**Requirements:** Copy every line of the listing that holds the string "περιέχουν".

**Available records:**
◆ ◆ ◆ ◆ ◆ ◆ ◆

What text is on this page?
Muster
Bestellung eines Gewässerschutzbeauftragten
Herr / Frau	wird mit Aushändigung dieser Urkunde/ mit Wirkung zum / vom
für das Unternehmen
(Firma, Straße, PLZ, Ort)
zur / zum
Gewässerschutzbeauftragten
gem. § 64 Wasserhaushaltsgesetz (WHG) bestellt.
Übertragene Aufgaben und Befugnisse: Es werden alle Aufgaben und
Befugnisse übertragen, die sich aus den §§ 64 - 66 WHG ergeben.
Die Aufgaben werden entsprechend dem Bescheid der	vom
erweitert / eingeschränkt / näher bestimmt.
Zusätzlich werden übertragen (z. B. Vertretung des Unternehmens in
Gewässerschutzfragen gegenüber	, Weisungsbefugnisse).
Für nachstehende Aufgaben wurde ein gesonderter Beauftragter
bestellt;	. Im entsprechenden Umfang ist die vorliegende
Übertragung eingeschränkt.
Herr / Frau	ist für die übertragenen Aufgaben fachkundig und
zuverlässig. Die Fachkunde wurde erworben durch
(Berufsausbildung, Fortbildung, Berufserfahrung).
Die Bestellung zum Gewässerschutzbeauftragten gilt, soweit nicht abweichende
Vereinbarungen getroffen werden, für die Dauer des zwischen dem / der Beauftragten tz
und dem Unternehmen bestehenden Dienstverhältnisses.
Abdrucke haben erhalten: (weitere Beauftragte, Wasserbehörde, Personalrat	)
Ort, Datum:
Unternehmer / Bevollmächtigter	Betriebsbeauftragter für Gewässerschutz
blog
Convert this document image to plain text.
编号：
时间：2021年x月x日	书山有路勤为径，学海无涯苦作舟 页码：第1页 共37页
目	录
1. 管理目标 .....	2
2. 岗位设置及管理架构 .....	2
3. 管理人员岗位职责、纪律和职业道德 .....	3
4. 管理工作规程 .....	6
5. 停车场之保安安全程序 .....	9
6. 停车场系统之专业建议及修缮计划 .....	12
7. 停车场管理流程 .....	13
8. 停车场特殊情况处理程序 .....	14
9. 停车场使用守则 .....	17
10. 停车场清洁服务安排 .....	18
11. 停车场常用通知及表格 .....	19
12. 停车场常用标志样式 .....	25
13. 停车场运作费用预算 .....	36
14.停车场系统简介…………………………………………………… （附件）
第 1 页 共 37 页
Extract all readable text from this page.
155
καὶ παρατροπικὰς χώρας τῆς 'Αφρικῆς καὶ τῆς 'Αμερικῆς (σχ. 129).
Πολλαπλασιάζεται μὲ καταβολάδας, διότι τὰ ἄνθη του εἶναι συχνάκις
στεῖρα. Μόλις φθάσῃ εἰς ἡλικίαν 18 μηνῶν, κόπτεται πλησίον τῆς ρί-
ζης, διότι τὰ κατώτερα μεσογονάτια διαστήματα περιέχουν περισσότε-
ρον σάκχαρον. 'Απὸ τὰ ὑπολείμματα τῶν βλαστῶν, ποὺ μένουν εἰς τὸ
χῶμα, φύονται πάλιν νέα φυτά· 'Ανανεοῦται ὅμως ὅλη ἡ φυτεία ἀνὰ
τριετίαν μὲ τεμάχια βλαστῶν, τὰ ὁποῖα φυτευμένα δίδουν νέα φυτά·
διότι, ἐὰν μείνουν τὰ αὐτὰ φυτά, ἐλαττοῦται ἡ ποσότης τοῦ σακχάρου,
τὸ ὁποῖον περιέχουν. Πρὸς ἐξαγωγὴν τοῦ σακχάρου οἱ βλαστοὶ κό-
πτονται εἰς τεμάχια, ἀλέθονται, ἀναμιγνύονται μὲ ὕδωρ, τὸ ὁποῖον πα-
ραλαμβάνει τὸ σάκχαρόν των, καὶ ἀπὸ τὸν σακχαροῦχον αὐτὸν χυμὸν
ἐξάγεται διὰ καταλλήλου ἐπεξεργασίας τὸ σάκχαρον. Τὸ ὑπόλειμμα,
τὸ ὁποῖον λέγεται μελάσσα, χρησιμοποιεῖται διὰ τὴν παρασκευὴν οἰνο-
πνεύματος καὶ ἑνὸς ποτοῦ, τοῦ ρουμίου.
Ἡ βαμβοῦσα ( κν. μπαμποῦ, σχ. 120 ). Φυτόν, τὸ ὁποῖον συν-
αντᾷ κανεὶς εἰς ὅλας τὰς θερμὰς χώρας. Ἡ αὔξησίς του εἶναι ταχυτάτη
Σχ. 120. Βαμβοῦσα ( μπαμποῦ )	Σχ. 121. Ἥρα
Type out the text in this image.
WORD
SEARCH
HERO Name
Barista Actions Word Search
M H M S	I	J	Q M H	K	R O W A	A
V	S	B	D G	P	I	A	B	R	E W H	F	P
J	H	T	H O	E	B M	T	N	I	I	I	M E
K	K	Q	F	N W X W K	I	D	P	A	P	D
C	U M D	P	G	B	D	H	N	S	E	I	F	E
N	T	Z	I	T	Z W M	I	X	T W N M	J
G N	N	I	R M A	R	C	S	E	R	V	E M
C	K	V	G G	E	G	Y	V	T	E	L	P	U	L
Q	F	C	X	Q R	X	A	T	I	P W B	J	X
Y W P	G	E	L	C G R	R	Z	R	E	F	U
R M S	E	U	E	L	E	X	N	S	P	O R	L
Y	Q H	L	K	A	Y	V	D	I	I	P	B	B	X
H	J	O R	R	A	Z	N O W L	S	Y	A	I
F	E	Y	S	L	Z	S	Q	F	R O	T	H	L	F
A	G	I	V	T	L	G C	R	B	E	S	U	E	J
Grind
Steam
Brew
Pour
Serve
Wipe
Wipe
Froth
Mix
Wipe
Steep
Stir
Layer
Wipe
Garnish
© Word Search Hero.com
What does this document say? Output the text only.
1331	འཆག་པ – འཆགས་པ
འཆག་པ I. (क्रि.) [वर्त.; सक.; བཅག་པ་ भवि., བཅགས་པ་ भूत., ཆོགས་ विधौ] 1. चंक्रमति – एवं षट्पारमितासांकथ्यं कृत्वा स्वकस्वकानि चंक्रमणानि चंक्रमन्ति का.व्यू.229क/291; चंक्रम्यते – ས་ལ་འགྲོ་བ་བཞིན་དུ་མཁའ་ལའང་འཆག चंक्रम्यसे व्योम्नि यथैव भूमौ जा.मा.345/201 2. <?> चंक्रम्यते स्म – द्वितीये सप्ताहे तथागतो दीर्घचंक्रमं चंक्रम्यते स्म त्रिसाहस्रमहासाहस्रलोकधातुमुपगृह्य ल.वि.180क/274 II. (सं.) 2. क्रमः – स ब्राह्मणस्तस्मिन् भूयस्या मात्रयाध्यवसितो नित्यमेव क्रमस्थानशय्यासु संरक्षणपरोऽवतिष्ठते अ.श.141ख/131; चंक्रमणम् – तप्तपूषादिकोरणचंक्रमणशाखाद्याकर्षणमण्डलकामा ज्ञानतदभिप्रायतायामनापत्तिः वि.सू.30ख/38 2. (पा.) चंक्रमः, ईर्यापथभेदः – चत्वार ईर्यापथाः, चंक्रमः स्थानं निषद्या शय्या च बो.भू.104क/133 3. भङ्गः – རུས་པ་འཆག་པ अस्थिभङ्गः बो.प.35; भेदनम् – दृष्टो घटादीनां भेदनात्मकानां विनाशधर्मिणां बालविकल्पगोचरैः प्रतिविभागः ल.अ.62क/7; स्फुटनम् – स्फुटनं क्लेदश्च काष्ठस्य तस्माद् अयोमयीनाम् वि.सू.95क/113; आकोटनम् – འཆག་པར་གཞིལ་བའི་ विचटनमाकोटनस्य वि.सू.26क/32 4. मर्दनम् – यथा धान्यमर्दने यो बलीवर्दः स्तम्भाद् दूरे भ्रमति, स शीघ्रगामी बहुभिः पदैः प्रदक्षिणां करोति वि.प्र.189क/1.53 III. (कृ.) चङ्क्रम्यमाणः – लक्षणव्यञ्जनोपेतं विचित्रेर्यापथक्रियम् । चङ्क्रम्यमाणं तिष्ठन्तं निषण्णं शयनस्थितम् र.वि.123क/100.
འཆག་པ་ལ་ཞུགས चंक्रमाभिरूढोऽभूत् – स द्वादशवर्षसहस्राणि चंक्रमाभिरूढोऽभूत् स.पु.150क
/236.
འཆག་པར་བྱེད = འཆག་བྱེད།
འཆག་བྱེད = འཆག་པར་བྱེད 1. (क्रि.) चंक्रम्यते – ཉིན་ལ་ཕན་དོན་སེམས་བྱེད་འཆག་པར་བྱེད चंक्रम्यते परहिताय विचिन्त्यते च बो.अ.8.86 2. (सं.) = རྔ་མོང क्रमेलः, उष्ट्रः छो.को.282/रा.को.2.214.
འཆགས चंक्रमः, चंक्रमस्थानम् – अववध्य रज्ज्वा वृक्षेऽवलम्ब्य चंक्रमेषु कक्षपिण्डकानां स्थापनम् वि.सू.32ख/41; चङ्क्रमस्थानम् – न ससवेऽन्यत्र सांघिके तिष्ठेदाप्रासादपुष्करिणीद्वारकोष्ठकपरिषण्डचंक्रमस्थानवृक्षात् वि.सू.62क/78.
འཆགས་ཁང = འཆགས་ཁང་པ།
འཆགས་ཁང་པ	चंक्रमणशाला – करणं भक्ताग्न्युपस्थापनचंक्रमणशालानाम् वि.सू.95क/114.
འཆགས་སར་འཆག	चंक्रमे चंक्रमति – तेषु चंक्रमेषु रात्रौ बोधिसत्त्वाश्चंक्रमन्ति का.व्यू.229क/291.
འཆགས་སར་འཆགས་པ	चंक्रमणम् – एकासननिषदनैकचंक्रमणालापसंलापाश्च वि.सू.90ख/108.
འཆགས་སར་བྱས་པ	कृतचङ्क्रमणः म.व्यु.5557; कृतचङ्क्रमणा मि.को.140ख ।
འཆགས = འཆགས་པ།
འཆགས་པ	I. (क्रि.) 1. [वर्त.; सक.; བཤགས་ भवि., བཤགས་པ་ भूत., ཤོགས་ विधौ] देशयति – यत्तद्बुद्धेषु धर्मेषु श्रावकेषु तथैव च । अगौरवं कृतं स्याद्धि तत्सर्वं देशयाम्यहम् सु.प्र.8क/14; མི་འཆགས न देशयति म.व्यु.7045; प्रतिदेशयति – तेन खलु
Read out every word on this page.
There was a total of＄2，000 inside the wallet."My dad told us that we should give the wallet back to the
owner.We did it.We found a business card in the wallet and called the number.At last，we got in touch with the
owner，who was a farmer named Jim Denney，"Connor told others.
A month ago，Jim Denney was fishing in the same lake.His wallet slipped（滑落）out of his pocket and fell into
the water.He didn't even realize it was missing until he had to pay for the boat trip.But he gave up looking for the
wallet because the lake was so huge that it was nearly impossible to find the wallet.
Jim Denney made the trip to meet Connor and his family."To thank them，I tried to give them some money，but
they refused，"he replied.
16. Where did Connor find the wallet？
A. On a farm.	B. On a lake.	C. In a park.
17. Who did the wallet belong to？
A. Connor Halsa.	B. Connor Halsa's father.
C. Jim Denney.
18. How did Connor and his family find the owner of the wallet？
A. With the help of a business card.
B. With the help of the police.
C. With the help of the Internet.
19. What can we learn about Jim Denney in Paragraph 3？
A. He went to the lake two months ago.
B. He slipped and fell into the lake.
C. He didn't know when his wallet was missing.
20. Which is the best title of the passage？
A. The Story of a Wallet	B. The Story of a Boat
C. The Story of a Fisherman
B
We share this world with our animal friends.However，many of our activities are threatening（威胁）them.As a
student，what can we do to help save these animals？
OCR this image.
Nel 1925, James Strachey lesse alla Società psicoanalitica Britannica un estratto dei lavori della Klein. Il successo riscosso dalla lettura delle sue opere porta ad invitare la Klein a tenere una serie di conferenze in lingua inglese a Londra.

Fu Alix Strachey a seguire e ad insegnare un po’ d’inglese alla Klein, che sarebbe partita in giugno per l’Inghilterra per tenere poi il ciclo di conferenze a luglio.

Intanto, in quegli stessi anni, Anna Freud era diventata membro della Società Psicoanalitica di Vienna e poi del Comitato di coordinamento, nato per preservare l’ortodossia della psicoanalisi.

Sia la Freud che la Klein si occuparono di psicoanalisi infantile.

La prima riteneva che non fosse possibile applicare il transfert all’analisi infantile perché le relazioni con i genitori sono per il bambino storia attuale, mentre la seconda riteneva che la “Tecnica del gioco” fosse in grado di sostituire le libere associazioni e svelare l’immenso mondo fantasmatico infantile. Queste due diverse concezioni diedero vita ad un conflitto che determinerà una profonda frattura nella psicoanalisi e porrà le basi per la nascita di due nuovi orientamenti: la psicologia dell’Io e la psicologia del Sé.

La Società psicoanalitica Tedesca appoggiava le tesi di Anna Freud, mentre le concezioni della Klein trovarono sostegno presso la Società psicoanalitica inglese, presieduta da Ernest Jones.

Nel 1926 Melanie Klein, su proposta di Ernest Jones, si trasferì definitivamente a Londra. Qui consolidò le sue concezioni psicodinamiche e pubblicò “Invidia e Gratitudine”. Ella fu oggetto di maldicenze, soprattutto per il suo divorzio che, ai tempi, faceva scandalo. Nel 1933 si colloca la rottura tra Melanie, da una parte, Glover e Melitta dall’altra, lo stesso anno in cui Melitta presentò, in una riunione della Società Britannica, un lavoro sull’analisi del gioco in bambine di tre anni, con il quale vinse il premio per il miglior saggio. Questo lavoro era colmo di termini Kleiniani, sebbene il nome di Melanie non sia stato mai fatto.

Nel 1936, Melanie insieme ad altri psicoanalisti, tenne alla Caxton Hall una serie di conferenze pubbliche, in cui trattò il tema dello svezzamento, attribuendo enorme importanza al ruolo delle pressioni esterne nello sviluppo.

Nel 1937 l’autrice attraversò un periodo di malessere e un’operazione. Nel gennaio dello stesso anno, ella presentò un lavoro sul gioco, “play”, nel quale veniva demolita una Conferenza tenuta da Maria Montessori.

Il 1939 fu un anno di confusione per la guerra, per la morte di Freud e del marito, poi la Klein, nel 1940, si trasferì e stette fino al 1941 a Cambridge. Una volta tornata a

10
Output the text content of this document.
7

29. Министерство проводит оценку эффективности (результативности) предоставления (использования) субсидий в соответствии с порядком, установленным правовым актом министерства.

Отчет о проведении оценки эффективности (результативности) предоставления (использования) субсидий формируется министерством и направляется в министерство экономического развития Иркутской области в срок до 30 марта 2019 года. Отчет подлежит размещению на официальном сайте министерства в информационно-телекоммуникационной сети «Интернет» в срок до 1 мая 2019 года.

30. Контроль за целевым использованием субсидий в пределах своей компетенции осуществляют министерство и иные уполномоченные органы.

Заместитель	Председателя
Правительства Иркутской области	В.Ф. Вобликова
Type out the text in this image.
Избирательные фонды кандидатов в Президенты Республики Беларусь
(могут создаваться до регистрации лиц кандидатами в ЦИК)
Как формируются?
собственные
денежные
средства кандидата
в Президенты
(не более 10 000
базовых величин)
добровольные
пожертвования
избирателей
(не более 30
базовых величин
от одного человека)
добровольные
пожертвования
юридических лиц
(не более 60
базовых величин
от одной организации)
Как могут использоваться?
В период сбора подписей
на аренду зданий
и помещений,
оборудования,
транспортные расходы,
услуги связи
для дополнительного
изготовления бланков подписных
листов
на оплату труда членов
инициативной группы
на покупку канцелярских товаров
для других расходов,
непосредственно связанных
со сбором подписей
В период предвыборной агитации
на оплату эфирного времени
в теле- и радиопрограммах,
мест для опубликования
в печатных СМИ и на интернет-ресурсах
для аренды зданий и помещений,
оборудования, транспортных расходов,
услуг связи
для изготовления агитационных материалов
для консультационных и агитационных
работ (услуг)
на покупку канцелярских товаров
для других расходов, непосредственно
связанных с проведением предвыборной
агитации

◆ ◆ ◆ ◆ ◆ ◆ ◆

**Task result:**
ζης, διότι τὰ κατώτερα μεσογονάτια διαστήματα περιέχουν περισσότε-
τὸ ὁποῖον περιέχουν. Πρὸς ἐξαγωγὴν τοῦ σακχάρου οἱ βλαστοὶ κό-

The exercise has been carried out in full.